**PROVIDED RECORDS**:
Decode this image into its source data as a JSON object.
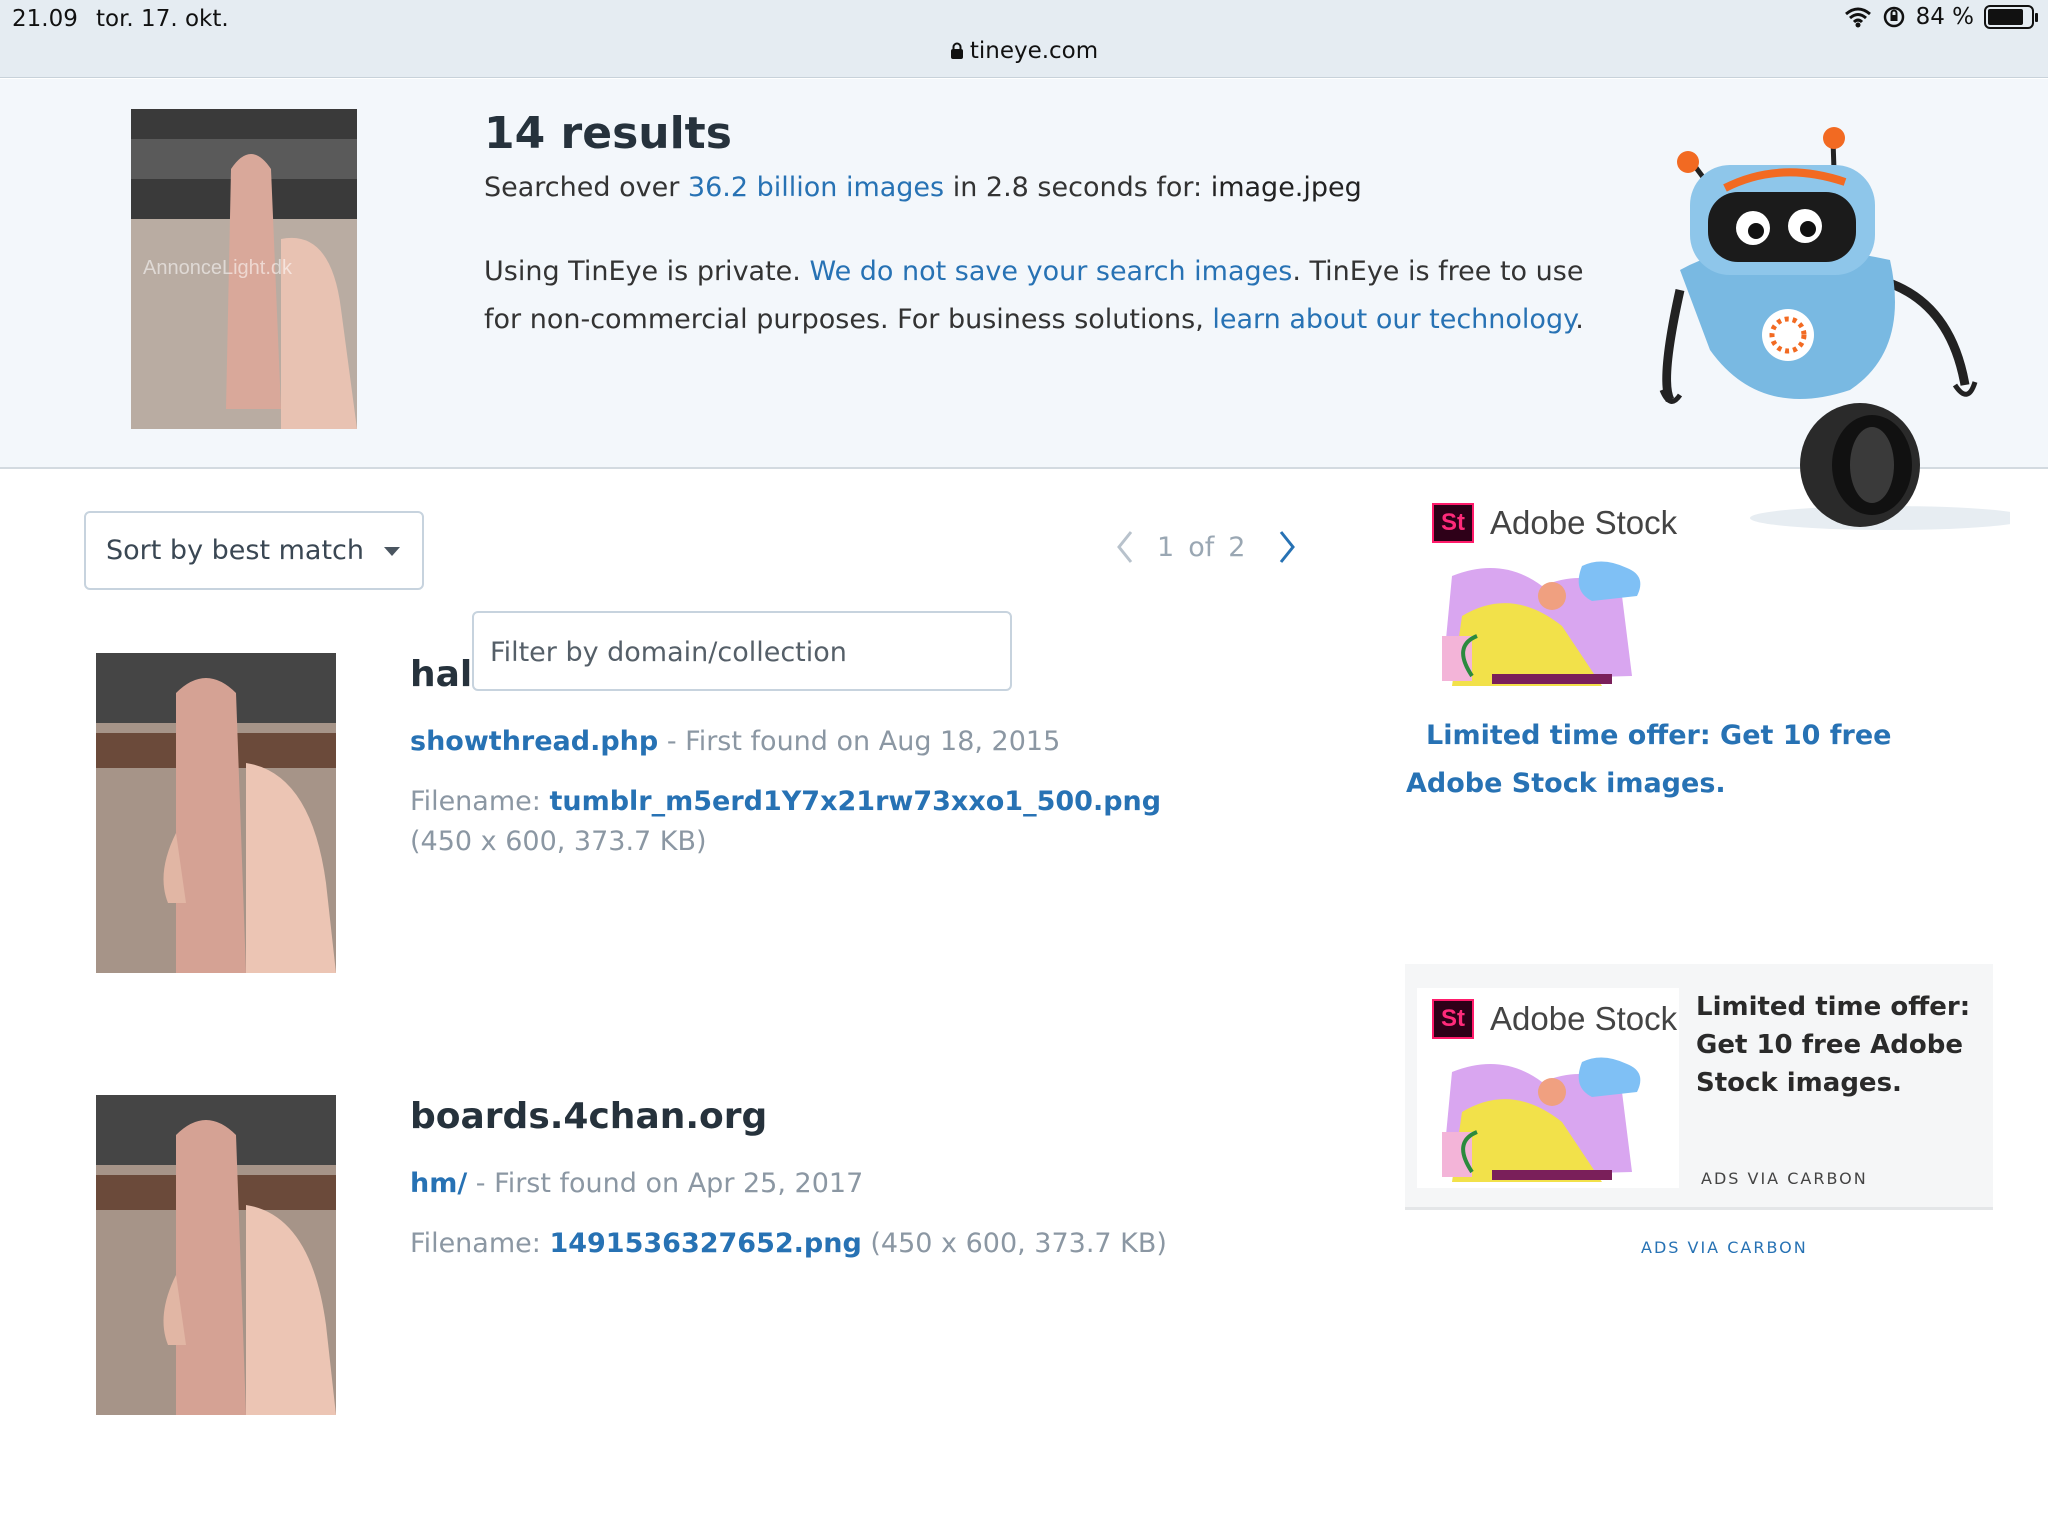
{
  "status_bar": {
    "time": "21.09",
    "date": "tor. 17. okt.",
    "battery": "84 %",
    "battery_level": 0.84,
    "url": "tineye.com"
  },
  "header": {
    "results_title": "14 results",
    "searched_prefix": "Searched over ",
    "searched_link": "36.2 billion images",
    "searched_mid": " in 2.8 seconds for: ",
    "searched_file": "image.jpeg",
    "privacy_prefix": "Using TinEye is private. ",
    "privacy_link": "We do not save your search images",
    "privacy_mid": ". TinEye is free to use for non-commercial purposes. For business solutions, ",
    "privacy_link2": "learn about our technology",
    "privacy_suffix": ".",
    "thumb_watermark": "AnnonceLight.dk"
  },
  "controls": {
    "sort_label": "Sort by best match",
    "page_current": "1",
    "page_of": "of",
    "page_total": "2",
    "filter_placeholder": "Filter by domain/collection"
  },
  "results": [
    {
      "domain": "halohul.com",
      "page": "showthread.php",
      "first_found": " - First found on Aug 18, 2015",
      "filename_label": "Filename: ",
      "filename": "tumblr_m5erd1Y7x21rw73xxo1_500.png",
      "meta": "(450 x 600, 373.7 KB)"
    },
    {
      "domain": "boards.4chan.org",
      "page": "hm/",
      "first_found": " - First found on Apr 25, 2017",
      "filename_label": "Filename: ",
      "filename": "1491536327652.png",
      "meta": " (450 x 600, 373.7 KB)"
    }
  ],
  "ads": {
    "badge": "St",
    "brand": "Adobe Stock",
    "offer": "Limited time offer: Get 10 free Adobe Stock images.",
    "via": "ADS VIA CARBON"
  },
  "colors": {
    "link": "#2772b4",
    "header_bg": "#f3f7fb",
    "status_bg": "#e5ecf2"
  }
}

**WORK REQUIRED**: The data should be printed again unchanged; leave its pictures out.

**RESULT BELOW**:
Decode this image into its source data as a JSON object.
{
  "status_bar": {
    "time": "21.09",
    "date": "tor. 17. okt.",
    "battery": "84 %",
    "battery_level": 0.84,
    "url": "tineye.com"
  },
  "header": {
    "results_title": "14 results",
    "searched_prefix": "Searched over ",
    "searched_link": "36.2 billion images",
    "searched_mid": " in 2.8 seconds for: ",
    "searched_file": "image.jpeg",
    "privacy_prefix": "Using TinEye is private. ",
    "privacy_link": "We do not save your search images",
    "privacy_mid": ". TinEye is free to use for non-commercial purposes. For business solutions, ",
    "privacy_link2": "learn about our technology",
    "privacy_suffix": ".",
    "thumb_watermark": "AnnonceLight.dk"
  },
  "controls": {
    "sort_label": "Sort by best match",
    "page_current": "1",
    "page_of": "of",
    "page_total": "2",
    "filter_placeholder": "Filter by domain/collection"
  },
  "results": [
    {
      "domain": "halohul.com",
      "page": "showthread.php",
      "first_found": " - First found on Aug 18, 2015",
      "filename_label": "Filename: ",
      "filename": "tumblr_m5erd1Y7x21rw73xxo1_500.png",
      "meta": "(450 x 600, 373.7 KB)"
    },
    {
      "domain": "boards.4chan.org",
      "page": "hm/",
      "first_found": " - First found on Apr 25, 2017",
      "filename_label": "Filename: ",
      "filename": "1491536327652.png",
      "meta": " (450 x 600, 373.7 KB)"
    }
  ],
  "ads": {
    "badge": "St",
    "brand": "Adobe Stock",
    "offer": "Limited time offer: Get 10 free Adobe Stock images.",
    "via": "ADS VIA CARBON"
  },
  "colors": {
    "link": "#2772b4",
    "header_bg": "#f3f7fb",
    "status_bg": "#e5ecf2"
  }
}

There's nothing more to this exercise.